▸ **Data for processing**:
━━━

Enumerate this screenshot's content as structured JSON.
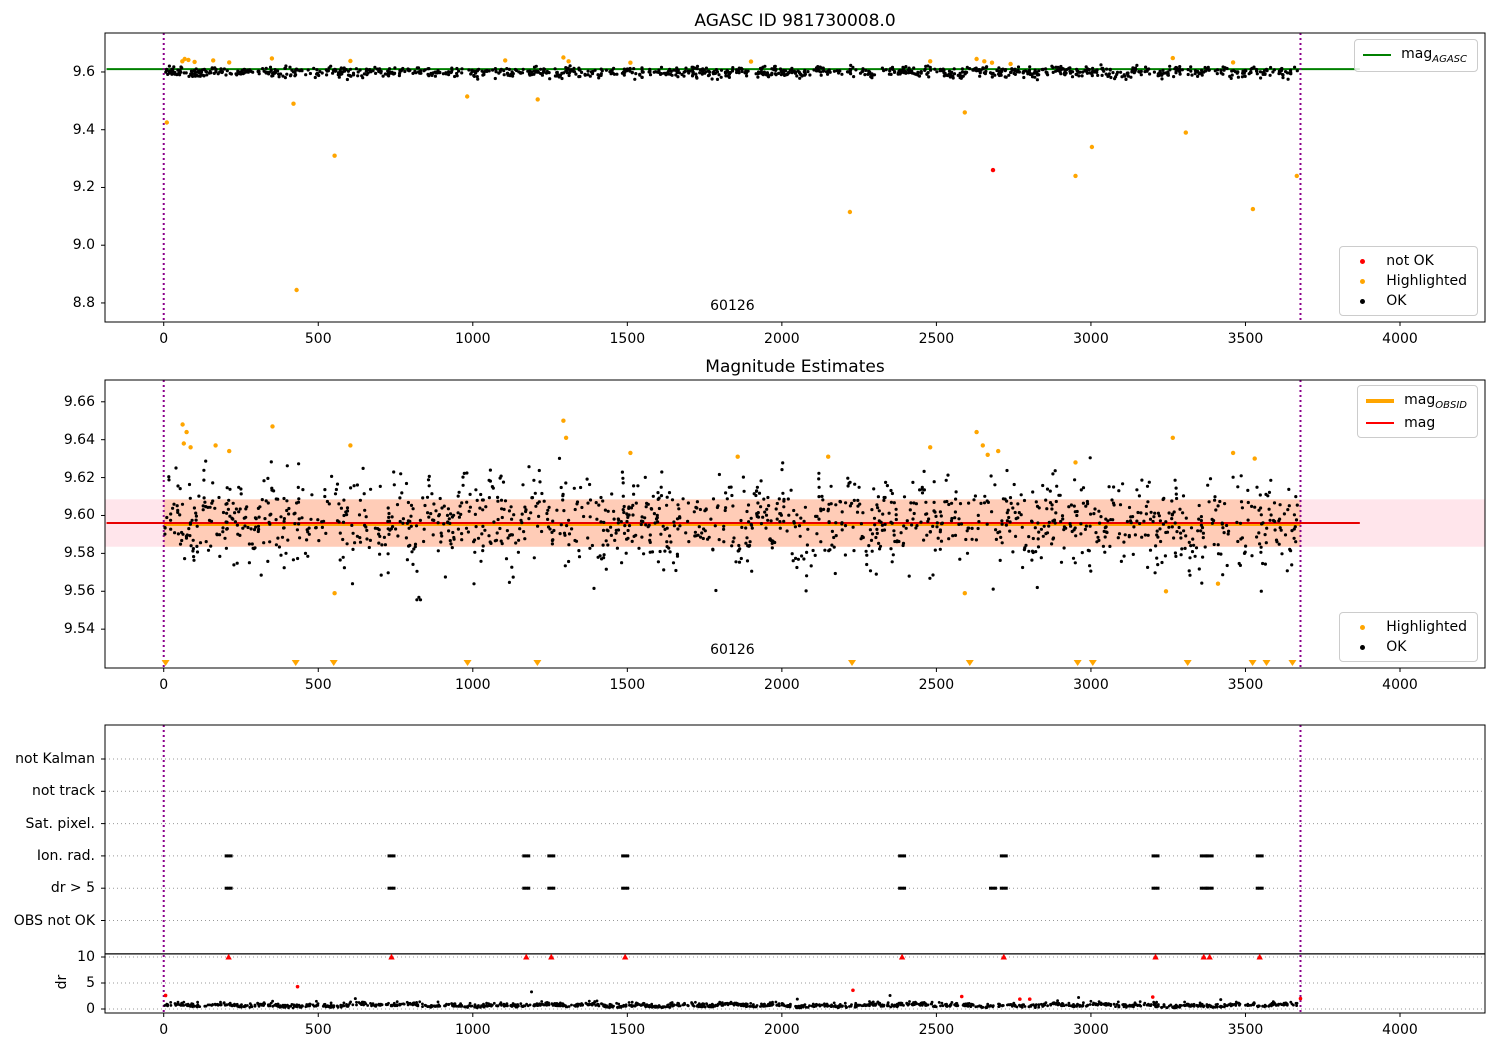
{
  "colors": {
    "green": "#008000",
    "red": "#ff0000",
    "red_line": "#e80000",
    "orange": "#ffa500",
    "black": "#000000",
    "purple": "#8b008b",
    "grid": "#999999",
    "band_pink": "rgba(255,80,120,0.15)",
    "band_orange": "rgba(255,140,50,0.28)"
  },
  "chart_data": [
    {
      "type": "scatter",
      "title": "AGASC ID 981730008.0",
      "xlim": [
        -190,
        4275
      ],
      "ylim": [
        8.734,
        9.735
      ],
      "xticks": {
        "values": [
          0,
          500,
          1000,
          1500,
          2000,
          2500,
          3000,
          3500,
          4000
        ],
        "labels": [
          "0",
          "500",
          "1000",
          "1500",
          "2000",
          "2500",
          "3000",
          "3500",
          "4000"
        ]
      },
      "yticks": {
        "values": [
          8.8,
          9.0,
          9.2,
          9.4,
          9.6
        ],
        "labels": [
          "8.8",
          "9.0",
          "9.2",
          "9.4",
          "9.6"
        ]
      },
      "vlines": [
        0,
        3678
      ],
      "green_line": {
        "y": 9.61,
        "x0": -185,
        "x1": 3870
      },
      "obsid_label": {
        "text": "60126",
        "x": 1840,
        "y": 8.786
      },
      "legend_line": [
        {
          "type": "line",
          "color": "#008000",
          "label": "mag",
          "sub": "AGASC",
          "thick": false
        }
      ],
      "legend_status": [
        {
          "color": "#ff0000",
          "label": "not OK"
        },
        {
          "color": "#ffa500",
          "label": "Highlighted"
        },
        {
          "color": "#000000",
          "label": "OK"
        }
      ],
      "ok_scatter": {
        "n": 1150,
        "x0": 3,
        "x1": 3668,
        "center": 9.6,
        "sigma": 0.0085,
        "wave_amp": 0.004,
        "wave_period": 130,
        "clip_lo": 9.563,
        "clip_hi": 9.625,
        "tail_p": 0.03,
        "tail_d": 0.02,
        "seed": 7
      },
      "highlighted": [
        [
          10,
          9.425
        ],
        [
          420,
          9.49
        ],
        [
          430,
          8.845
        ],
        [
          553,
          9.31
        ],
        [
          982,
          9.515
        ],
        [
          1210,
          9.505
        ],
        [
          2220,
          9.115
        ],
        [
          2592,
          9.46
        ],
        [
          2950,
          9.24
        ],
        [
          3003,
          9.34
        ],
        [
          3307,
          9.39
        ],
        [
          3524,
          9.125
        ],
        [
          3666,
          9.24
        ],
        [
          60,
          9.637
        ],
        [
          68,
          9.645
        ],
        [
          80,
          9.642
        ],
        [
          100,
          9.635
        ],
        [
          160,
          9.64
        ],
        [
          212,
          9.633
        ],
        [
          350,
          9.647
        ],
        [
          604,
          9.638
        ],
        [
          1105,
          9.64
        ],
        [
          1293,
          9.65
        ],
        [
          1310,
          9.637
        ],
        [
          1510,
          9.632
        ],
        [
          1900,
          9.636
        ],
        [
          2480,
          9.637
        ],
        [
          2630,
          9.645
        ],
        [
          2655,
          9.637
        ],
        [
          2680,
          9.632
        ],
        [
          2740,
          9.628
        ],
        [
          3265,
          9.648
        ],
        [
          3460,
          9.633
        ]
      ],
      "not_ok": [
        [
          2683,
          9.26
        ]
      ]
    },
    {
      "type": "scatter",
      "title": "Magnitude Estimates",
      "xlim": [
        -190,
        4275
      ],
      "ylim": [
        9.5195,
        9.6715
      ],
      "xticks": {
        "values": [
          0,
          500,
          1000,
          1500,
          2000,
          2500,
          3000,
          3500,
          4000
        ],
        "labels": [
          "0",
          "500",
          "1000",
          "1500",
          "2000",
          "2500",
          "3000",
          "3500",
          "4000"
        ]
      },
      "yticks": {
        "values": [
          9.54,
          9.56,
          9.58,
          9.6,
          9.62,
          9.64,
          9.66
        ],
        "labels": [
          "9.54",
          "9.56",
          "9.58",
          "9.60",
          "9.62",
          "9.64",
          "9.66"
        ]
      },
      "vlines": [
        0,
        3678
      ],
      "band": {
        "lo": 9.5835,
        "hi": 9.6085
      },
      "obsid_band": {
        "lo": 9.5835,
        "hi": 9.6085,
        "x0": 0,
        "x1": 3678
      },
      "red_line": {
        "y": 9.596,
        "x0": -185,
        "x1": 3870
      },
      "orange_line": {
        "y": 9.5955,
        "x0": 0,
        "x1": 3678
      },
      "obsid_label": {
        "text": "60126",
        "x": 1840,
        "y": 9.5285
      },
      "legend_line": [
        {
          "type": "line",
          "color": "#ffa500",
          "label": "mag",
          "sub": "OBSID",
          "thick": true
        },
        {
          "type": "line",
          "color": "#ff0000",
          "label": "mag",
          "sub": "",
          "thick": false
        }
      ],
      "legend_status": [
        {
          "color": "#ffa500",
          "label": "Highlighted"
        },
        {
          "color": "#000000",
          "label": "OK"
        }
      ],
      "ok_scatter": {
        "n": 1400,
        "x0": 3,
        "x1": 3668,
        "center": 9.597,
        "sigma": 0.011,
        "wave_amp": 0.006,
        "wave_period": 105,
        "clip_lo": 9.5555,
        "clip_hi": 9.631,
        "tail_p": 0.06,
        "tail_d": 0.03,
        "seed": 13
      },
      "highlighted": [
        [
          61,
          9.648
        ],
        [
          74,
          9.644
        ],
        [
          65,
          9.638
        ],
        [
          87,
          9.636
        ],
        [
          168,
          9.637
        ],
        [
          212,
          9.634
        ],
        [
          352,
          9.647
        ],
        [
          604,
          9.637
        ],
        [
          1293,
          9.65
        ],
        [
          1302,
          9.641
        ],
        [
          1510,
          9.633
        ],
        [
          1857,
          9.631
        ],
        [
          2150,
          9.631
        ],
        [
          2480,
          9.636
        ],
        [
          2630,
          9.644
        ],
        [
          2650,
          9.637
        ],
        [
          2666,
          9.632
        ],
        [
          2700,
          9.634
        ],
        [
          2950,
          9.628
        ],
        [
          3265,
          9.641
        ],
        [
          3460,
          9.633
        ],
        [
          3530,
          9.63
        ],
        [
          553,
          9.559
        ],
        [
          2592,
          9.559
        ],
        [
          3243,
          9.56
        ],
        [
          3411,
          9.564
        ]
      ],
      "clipped_triangles": [
        6,
        427,
        550,
        983,
        1209,
        2227,
        2608,
        2957,
        3006,
        3313,
        3523,
        3568,
        3652
      ]
    },
    {
      "type": "scatter",
      "title": "",
      "xlim": [
        -190,
        4275
      ],
      "xticks": {
        "values": [
          0,
          500,
          1000,
          1500,
          2000,
          2500,
          3000,
          3500,
          4000
        ],
        "labels": [
          "0",
          "500",
          "1000",
          "1500",
          "2000",
          "2500",
          "3000",
          "3500",
          "4000"
        ]
      },
      "categories": [
        "not Kalman",
        "not track",
        "Sat. pixel.",
        "Ion. rad.",
        "dr > 5",
        "OBS not OK"
      ],
      "dr_ticks": {
        "values": [
          10,
          5,
          0
        ],
        "labels": [
          "10",
          "5",
          "0"
        ]
      },
      "ylabel": "dr",
      "vlines": [
        0,
        3678
      ],
      "hline_dr": 10.6,
      "flag_values": {
        "ion_rad": [
          210,
          737,
          1173,
          1254,
          1493,
          2389,
          2718,
          3209,
          3365,
          3384,
          3546
        ],
        "dr_gt_5": [
          210,
          737,
          1173,
          1254,
          1493,
          2389,
          2683,
          2718,
          3209,
          3365,
          3384,
          3546
        ]
      },
      "red_dr10": [
        210,
        737,
        1173,
        1254,
        1493,
        2389,
        2718,
        3209,
        3365,
        3384,
        3546
      ],
      "red_low": [
        [
          6,
          2.6
        ],
        [
          433,
          4.3
        ],
        [
          2230,
          3.6
        ],
        [
          2582,
          2.4
        ],
        [
          2770,
          1.9
        ],
        [
          2802,
          1.9
        ],
        [
          3200,
          2.3
        ],
        [
          3678,
          2.0
        ]
      ],
      "black_low": [
        [
          620,
          2.0
        ],
        [
          1190,
          3.3
        ],
        [
          2050,
          1.9
        ],
        [
          2350,
          2.6
        ],
        [
          2960,
          2.2
        ],
        [
          3420,
          1.8
        ]
      ],
      "dr_scatter": {
        "n": 1400,
        "x0": 3,
        "x1": 3668,
        "seed": 21
      }
    }
  ]
}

━━━

Using the listing above, locate the lines that hold "rgba" and copy each one.

▸ **Response**:
    "band_pink": "rgba(255,80,120,0.15)",
    "band_orange": "rgba(255,140,50,0.28)"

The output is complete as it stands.